-- Start of Records for this exercise --
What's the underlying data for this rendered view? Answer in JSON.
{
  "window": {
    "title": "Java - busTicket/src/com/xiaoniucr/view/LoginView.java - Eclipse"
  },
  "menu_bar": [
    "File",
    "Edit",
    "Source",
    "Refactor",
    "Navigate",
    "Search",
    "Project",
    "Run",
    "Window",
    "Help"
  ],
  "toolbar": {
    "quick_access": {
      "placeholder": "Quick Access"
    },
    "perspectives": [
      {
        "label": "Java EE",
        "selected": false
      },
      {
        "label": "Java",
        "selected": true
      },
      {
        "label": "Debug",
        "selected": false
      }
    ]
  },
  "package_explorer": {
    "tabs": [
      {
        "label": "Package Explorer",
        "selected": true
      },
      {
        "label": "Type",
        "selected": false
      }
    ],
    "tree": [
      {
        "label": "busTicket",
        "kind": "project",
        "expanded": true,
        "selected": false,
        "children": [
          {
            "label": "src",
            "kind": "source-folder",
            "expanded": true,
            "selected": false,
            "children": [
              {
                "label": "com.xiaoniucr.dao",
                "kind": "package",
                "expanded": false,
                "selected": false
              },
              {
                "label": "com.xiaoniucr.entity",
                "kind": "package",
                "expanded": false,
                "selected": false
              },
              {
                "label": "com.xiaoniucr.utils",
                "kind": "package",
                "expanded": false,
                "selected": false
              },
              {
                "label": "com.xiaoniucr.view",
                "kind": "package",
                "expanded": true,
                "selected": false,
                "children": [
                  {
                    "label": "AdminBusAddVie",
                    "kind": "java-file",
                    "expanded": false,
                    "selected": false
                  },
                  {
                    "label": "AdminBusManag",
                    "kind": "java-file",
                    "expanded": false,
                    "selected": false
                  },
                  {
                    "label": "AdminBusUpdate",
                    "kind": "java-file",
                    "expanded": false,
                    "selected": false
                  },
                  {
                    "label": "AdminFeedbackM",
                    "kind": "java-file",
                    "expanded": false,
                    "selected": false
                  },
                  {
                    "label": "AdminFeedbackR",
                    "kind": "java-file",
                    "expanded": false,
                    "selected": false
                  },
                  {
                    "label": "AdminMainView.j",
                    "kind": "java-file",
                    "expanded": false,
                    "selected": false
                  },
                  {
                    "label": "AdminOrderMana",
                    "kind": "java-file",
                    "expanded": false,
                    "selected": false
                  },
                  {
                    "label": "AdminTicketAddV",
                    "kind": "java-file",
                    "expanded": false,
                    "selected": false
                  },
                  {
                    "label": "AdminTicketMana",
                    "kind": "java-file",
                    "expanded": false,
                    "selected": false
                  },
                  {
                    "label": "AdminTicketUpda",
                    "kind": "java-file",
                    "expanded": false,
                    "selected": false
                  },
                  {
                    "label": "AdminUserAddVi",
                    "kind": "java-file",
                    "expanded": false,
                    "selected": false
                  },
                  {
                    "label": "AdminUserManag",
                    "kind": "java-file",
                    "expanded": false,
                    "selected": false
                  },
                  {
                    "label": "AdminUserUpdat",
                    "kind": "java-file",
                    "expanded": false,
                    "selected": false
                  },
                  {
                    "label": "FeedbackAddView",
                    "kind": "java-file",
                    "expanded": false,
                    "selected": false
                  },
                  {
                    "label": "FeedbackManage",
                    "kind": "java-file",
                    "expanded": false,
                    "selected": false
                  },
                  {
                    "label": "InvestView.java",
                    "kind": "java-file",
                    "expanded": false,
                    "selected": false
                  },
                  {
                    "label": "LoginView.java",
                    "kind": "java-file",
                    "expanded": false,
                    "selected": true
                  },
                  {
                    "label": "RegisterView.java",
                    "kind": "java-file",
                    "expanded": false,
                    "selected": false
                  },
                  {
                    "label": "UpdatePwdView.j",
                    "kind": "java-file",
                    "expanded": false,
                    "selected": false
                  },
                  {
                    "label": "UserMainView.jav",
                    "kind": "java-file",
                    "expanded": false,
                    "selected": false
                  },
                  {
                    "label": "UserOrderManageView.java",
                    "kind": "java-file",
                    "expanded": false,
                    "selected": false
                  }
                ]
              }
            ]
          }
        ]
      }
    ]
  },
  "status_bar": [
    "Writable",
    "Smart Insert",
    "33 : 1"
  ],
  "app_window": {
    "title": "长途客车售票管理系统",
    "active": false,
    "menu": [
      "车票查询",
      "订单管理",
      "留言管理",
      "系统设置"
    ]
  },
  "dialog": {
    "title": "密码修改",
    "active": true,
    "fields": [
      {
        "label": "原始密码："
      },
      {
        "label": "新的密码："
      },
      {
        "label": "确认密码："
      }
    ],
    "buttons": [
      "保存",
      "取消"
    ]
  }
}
-- End of Records for this exercise --
**Problem to work on**. Each record above should be returned exactly as it appears.

**Solution to this task**.
What's the underlying data for this rendered view? Answer in JSON.
{
  "window": {
    "title": "Java - busTicket/src/com/xiaoniucr/view/LoginView.java - Eclipse"
  },
  "menu_bar": [
    "File",
    "Edit",
    "Source",
    "Refactor",
    "Navigate",
    "Search",
    "Project",
    "Run",
    "Window",
    "Help"
  ],
  "toolbar": {
    "quick_access": {
      "placeholder": "Quick Access"
    },
    "perspectives": [
      {
        "label": "Java EE",
        "selected": false
      },
      {
        "label": "Java",
        "selected": true
      },
      {
        "label": "Debug",
        "selected": false
      }
    ]
  },
  "package_explorer": {
    "tabs": [
      {
        "label": "Package Explorer",
        "selected": true
      },
      {
        "label": "Type",
        "selected": false
      }
    ],
    "tree": [
      {
        "label": "busTicket",
        "kind": "project",
        "expanded": true,
        "selected": false,
        "children": [
          {
            "label": "src",
            "kind": "source-folder",
            "expanded": true,
            "selected": false,
            "children": [
              {
                "label": "com.xiaoniucr.dao",
                "kind": "package",
                "expanded": false,
                "selected": false
              },
              {
                "label": "com.xiaoniucr.entity",
                "kind": "package",
                "expanded": false,
                "selected": false
              },
              {
                "label": "com.xiaoniucr.utils",
                "kind": "package",
                "expanded": false,
                "selected": false
              },
              {
                "label": "com.xiaoniucr.view",
                "kind": "package",
                "expanded": true,
                "selected": false,
                "children": [
                  {
                    "label": "AdminBusAddVie",
                    "kind": "java-file",
                    "expanded": false,
                    "selected": false
                  },
                  {
                    "label": "AdminBusManag",
                    "kind": "java-file",
                    "expanded": false,
                    "selected": false
                  },
                  {
                    "label": "AdminBusUpdate",
                    "kind": "java-file",
                    "expanded": false,
                    "selected": false
                  },
                  {
                    "label": "AdminFeedbackM",
                    "kind": "java-file",
                    "expanded": false,
                    "selected": false
                  },
                  {
                    "label": "AdminFeedbackR",
                    "kind": "java-file",
                    "expanded": false,
                    "selected": false
                  },
                  {
                    "label": "AdminMainView.j",
                    "kind": "java-file",
                    "expanded": false,
                    "selected": false
                  },
                  {
                    "label": "AdminOrderMana",
                    "kind": "java-file",
                    "expanded": false,
                    "selected": false
                  },
                  {
                    "label": "AdminTicketAddV",
                    "kind": "java-file",
                    "expanded": false,
                    "selected": false
                  },
                  {
                    "label": "AdminTicketMana",
                    "kind": "java-file",
                    "expanded": false,
                    "selected": false
                  },
                  {
                    "label": "AdminTicketUpda",
                    "kind": "java-file",
                    "expanded": false,
                    "selected": false
                  },
                  {
                    "label": "AdminUserAddVi",
                    "kind": "java-file",
                    "expanded": false,
                    "selected": false
                  },
                  {
                    "label": "AdminUserManag",
                    "kind": "java-file",
                    "expanded": false,
                    "selected": false
                  },
                  {
                    "label": "AdminUserUpdat",
                    "kind": "java-file",
                    "expanded": false,
                    "selected": false
                  },
                  {
                    "label": "FeedbackAddView",
                    "kind": "java-file",
                    "expanded": false,
                    "selected": false
                  },
                  {
                    "label": "FeedbackManage",
                    "kind": "java-file",
                    "expanded": false,
                    "selected": false
                  },
                  {
                    "label": "InvestView.java",
                    "kind": "java-file",
                    "expanded": false,
                    "selected": false
                  },
                  {
                    "label": "LoginView.java",
                    "kind": "java-file",
                    "expanded": false,
                    "selected": true
                  },
                  {
                    "label": "RegisterView.java",
                    "kind": "java-file",
                    "expanded": false,
                    "selected": false
                  },
                  {
                    "label": "UpdatePwdView.j",
                    "kind": "java-file",
                    "expanded": false,
                    "selected": false
                  },
                  {
                    "label": "UserMainView.jav",
                    "kind": "java-file",
                    "expanded": false,
                    "selected": false
                  },
                  {
                    "label": "UserOrderManageView.java",
                    "kind": "java-file",
                    "expanded": false,
                    "selected": false
                  }
                ]
              }
            ]
          }
        ]
      }
    ]
  },
  "status_bar": [
    "Writable",
    "Smart Insert",
    "33 : 1"
  ],
  "app_window": {
    "title": "长途客车售票管理系统",
    "active": false,
    "menu": [
      "车票查询",
      "订单管理",
      "留言管理",
      "系统设置"
    ]
  },
  "dialog": {
    "title": "密码修改",
    "active": true,
    "fields": [
      {
        "label": "原始密码："
      },
      {
        "label": "新的密码："
      },
      {
        "label": "确认密码："
      }
    ],
    "buttons": [
      "保存",
      "取消"
    ]
  }
}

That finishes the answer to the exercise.